Search the material for the string "Callicorini", then return every line where it is found.
* begin LISTING *
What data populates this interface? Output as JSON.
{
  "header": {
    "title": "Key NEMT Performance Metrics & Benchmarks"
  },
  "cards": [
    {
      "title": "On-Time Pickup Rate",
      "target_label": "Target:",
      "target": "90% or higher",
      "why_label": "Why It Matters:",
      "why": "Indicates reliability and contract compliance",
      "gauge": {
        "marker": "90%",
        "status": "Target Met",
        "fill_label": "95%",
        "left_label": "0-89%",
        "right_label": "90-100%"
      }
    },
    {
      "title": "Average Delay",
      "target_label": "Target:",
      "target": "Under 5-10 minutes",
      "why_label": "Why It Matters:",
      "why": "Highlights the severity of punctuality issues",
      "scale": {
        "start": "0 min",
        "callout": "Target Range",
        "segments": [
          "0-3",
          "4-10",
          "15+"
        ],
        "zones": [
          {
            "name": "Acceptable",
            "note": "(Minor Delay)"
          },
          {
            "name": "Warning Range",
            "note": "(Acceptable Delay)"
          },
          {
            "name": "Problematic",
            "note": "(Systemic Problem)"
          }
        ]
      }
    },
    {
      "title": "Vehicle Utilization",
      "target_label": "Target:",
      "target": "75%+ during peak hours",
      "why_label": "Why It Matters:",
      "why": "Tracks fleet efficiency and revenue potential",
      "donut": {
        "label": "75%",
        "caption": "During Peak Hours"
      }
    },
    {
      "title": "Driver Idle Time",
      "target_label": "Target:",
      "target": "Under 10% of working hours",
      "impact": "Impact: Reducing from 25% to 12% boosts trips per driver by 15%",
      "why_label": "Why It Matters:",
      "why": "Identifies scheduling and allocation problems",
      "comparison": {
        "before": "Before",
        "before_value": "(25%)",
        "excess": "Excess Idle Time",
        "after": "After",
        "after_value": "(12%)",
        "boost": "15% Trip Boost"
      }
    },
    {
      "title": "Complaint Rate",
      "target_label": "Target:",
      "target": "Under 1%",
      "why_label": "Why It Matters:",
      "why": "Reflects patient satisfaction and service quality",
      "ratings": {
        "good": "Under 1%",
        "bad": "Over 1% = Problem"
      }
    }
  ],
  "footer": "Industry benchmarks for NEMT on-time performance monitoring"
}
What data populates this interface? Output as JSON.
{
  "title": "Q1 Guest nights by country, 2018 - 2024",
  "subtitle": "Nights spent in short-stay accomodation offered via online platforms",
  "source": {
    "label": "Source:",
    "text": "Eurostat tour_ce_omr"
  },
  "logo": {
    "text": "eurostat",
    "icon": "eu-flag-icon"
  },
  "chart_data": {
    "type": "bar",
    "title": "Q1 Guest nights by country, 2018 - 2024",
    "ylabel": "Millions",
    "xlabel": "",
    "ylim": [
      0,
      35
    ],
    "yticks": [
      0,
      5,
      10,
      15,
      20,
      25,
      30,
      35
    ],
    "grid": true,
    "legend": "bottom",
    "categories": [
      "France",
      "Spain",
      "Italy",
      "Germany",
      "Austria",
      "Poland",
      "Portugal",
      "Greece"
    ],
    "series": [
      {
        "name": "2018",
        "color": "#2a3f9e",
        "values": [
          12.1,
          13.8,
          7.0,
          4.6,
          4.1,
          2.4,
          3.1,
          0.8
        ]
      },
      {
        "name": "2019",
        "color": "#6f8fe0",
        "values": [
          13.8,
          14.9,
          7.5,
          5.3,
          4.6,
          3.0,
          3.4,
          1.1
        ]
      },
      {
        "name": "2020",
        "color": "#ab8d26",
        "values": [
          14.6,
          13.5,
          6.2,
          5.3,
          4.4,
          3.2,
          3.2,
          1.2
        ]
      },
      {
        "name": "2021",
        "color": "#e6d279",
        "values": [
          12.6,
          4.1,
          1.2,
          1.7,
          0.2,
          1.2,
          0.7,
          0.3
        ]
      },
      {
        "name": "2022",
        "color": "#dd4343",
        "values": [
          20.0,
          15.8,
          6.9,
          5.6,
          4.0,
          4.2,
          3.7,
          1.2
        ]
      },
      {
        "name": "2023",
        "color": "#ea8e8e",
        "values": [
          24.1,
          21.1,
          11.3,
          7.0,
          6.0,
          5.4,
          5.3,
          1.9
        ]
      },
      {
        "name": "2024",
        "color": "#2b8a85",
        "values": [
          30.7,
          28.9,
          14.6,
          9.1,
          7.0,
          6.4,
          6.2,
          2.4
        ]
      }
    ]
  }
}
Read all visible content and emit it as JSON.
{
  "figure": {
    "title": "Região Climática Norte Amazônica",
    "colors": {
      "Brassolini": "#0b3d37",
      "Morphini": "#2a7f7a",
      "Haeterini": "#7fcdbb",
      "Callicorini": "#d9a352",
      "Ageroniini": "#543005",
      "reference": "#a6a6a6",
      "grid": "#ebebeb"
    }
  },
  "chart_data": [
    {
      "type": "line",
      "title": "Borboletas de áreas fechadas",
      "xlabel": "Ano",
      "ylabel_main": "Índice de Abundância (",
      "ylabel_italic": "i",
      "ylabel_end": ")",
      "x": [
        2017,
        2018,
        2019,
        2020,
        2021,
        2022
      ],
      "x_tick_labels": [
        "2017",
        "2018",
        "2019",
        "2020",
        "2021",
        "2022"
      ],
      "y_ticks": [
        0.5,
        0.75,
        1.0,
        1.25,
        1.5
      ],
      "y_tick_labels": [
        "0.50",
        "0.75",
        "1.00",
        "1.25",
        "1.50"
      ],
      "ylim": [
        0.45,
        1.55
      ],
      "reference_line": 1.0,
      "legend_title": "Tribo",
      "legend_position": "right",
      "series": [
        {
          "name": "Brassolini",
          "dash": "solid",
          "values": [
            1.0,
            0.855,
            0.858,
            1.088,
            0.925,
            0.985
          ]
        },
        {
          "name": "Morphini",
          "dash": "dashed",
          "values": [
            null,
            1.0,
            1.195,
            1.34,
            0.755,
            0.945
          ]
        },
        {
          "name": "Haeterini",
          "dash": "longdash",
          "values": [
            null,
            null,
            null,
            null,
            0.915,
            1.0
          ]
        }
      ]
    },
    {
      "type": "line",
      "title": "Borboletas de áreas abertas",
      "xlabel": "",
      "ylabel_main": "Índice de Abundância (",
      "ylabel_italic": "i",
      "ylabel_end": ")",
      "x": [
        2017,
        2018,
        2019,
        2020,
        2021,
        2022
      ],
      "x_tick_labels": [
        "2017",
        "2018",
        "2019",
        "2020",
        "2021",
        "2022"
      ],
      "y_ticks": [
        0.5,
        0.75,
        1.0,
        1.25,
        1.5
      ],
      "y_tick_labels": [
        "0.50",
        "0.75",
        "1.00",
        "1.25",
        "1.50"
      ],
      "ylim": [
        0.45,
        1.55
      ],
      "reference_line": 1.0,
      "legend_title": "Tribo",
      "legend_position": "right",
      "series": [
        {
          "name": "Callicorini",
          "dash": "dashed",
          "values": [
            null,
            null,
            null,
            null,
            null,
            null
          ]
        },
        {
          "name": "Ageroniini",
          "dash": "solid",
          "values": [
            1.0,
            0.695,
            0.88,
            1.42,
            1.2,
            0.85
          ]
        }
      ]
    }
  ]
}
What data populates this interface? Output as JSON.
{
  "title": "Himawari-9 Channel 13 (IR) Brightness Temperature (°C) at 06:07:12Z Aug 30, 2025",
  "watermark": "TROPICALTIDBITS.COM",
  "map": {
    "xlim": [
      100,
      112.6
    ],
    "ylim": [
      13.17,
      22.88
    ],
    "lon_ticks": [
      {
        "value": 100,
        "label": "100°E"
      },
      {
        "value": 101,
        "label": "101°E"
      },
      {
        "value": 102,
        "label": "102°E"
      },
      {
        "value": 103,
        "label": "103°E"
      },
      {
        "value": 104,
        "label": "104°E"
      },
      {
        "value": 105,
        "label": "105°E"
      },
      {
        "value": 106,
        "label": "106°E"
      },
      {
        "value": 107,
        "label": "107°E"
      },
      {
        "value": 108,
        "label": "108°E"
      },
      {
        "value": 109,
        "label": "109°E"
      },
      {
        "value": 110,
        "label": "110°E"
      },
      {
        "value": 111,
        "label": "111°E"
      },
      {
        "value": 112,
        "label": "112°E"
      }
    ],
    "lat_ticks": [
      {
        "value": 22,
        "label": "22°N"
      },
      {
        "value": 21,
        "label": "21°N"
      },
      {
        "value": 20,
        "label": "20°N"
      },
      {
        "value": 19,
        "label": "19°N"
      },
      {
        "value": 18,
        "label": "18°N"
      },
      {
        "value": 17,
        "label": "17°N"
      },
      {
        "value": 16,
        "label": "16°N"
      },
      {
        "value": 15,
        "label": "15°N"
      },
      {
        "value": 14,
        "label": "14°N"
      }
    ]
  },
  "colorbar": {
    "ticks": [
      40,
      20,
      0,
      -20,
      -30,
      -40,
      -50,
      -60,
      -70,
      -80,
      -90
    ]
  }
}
* end LISTING *
OUTPUT FOR THIS TASK:
      "Callicorini": "#d9a352",
          "name": "Callicorini",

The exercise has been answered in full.